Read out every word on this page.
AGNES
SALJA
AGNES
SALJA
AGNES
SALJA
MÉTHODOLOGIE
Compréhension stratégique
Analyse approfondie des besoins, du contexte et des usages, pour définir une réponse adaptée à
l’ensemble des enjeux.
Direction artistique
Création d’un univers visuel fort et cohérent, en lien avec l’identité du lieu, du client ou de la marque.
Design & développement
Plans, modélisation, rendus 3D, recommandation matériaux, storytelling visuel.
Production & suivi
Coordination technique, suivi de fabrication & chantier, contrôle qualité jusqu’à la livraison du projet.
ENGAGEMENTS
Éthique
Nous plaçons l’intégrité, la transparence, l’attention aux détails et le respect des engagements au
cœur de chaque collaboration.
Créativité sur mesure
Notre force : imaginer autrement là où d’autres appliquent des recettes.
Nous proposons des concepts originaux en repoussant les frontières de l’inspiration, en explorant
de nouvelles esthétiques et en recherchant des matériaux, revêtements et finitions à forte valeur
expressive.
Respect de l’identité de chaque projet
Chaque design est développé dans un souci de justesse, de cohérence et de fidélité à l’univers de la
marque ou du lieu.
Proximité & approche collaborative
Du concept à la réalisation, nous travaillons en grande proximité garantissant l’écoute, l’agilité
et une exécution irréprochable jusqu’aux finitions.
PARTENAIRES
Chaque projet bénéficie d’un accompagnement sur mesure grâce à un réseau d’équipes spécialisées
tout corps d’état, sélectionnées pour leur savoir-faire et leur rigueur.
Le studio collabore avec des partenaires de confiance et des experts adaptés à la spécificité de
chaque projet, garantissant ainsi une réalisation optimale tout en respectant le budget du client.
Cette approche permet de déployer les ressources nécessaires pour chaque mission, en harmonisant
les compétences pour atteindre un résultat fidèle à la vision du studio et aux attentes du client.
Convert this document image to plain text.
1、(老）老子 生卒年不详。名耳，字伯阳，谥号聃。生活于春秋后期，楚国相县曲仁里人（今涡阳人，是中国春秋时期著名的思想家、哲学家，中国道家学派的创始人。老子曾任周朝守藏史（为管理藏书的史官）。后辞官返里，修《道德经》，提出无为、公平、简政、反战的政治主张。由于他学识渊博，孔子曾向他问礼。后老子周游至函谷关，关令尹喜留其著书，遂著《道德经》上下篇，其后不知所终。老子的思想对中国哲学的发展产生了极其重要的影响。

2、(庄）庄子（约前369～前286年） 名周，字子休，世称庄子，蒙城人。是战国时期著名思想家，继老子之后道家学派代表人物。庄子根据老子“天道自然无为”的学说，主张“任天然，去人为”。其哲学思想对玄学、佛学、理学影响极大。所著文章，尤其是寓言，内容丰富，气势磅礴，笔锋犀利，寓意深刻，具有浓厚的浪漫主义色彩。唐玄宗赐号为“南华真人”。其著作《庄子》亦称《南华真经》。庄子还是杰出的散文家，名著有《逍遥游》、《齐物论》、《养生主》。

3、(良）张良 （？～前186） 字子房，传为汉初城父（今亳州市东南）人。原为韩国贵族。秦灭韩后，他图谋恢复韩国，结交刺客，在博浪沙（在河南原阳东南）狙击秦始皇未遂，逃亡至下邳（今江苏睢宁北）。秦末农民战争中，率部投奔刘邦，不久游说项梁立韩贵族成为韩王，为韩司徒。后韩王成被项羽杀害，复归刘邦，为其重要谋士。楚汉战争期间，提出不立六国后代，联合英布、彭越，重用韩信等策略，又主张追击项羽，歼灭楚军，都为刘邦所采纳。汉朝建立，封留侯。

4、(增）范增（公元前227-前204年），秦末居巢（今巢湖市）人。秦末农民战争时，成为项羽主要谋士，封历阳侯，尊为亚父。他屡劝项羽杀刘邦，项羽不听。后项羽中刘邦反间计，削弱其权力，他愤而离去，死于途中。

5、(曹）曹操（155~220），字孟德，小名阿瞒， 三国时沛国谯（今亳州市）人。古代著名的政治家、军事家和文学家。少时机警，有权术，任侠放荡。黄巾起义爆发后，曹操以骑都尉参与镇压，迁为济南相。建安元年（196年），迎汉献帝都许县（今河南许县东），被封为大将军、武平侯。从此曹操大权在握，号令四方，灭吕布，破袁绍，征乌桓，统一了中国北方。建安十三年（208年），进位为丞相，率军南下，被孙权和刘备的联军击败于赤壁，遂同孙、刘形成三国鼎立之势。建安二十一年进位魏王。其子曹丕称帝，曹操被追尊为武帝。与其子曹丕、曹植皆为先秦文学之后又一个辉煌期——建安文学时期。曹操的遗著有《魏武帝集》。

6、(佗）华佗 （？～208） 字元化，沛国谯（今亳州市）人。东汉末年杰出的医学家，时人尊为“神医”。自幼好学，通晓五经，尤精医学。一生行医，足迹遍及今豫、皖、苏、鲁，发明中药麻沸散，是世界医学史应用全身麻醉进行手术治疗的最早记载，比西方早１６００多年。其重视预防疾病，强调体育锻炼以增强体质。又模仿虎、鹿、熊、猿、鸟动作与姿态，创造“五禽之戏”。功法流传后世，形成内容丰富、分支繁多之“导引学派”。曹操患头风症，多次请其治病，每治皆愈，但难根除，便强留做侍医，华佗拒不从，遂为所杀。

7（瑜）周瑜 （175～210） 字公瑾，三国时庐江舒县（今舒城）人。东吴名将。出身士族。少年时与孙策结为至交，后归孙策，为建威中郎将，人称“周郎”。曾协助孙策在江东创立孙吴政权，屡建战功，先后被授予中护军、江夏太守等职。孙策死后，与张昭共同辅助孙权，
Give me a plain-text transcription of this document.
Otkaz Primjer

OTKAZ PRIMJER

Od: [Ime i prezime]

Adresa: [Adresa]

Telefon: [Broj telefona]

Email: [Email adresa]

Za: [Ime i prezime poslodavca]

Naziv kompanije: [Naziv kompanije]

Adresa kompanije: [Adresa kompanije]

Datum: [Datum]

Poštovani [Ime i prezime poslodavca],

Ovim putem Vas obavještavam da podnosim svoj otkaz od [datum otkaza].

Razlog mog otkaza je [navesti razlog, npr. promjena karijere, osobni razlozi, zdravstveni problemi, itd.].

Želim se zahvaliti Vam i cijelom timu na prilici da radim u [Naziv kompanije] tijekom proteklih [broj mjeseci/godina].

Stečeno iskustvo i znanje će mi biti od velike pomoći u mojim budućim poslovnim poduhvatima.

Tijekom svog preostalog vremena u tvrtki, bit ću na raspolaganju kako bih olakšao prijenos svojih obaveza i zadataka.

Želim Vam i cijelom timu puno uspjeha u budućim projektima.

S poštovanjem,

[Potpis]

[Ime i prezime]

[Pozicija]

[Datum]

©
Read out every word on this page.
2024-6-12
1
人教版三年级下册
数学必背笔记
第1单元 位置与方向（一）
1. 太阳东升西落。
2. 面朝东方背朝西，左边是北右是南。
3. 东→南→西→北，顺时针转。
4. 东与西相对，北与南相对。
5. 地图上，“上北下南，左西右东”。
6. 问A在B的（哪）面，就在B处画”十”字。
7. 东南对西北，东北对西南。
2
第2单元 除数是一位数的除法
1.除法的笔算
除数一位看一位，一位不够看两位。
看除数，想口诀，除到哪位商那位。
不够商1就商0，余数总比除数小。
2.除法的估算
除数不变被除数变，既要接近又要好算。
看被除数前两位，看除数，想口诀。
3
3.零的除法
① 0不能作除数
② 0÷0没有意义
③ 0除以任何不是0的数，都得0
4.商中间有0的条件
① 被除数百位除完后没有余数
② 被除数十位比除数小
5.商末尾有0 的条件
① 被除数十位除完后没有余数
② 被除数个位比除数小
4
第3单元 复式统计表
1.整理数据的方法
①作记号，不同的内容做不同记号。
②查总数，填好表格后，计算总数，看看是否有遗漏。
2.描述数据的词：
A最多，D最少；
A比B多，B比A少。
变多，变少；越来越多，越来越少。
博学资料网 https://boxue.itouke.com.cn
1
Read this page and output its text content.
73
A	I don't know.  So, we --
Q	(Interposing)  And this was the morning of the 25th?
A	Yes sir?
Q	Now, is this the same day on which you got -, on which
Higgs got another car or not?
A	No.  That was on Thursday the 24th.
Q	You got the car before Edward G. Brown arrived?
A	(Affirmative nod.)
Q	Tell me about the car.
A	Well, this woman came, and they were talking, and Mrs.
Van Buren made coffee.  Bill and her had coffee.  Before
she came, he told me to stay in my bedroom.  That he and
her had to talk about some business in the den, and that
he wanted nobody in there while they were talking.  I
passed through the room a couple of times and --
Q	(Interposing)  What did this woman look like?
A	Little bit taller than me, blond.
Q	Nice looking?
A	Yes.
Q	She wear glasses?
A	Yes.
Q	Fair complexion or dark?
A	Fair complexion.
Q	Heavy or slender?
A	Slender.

== WHAT TO DO ==
Pull every line containing the word "marque" out of the entries above.

== FINISHED ANSWER ==
Création d’un univers visuel fort et cohérent, en lien avec l’identité du lieu, du client ou de la marque.
marque ou du lieu.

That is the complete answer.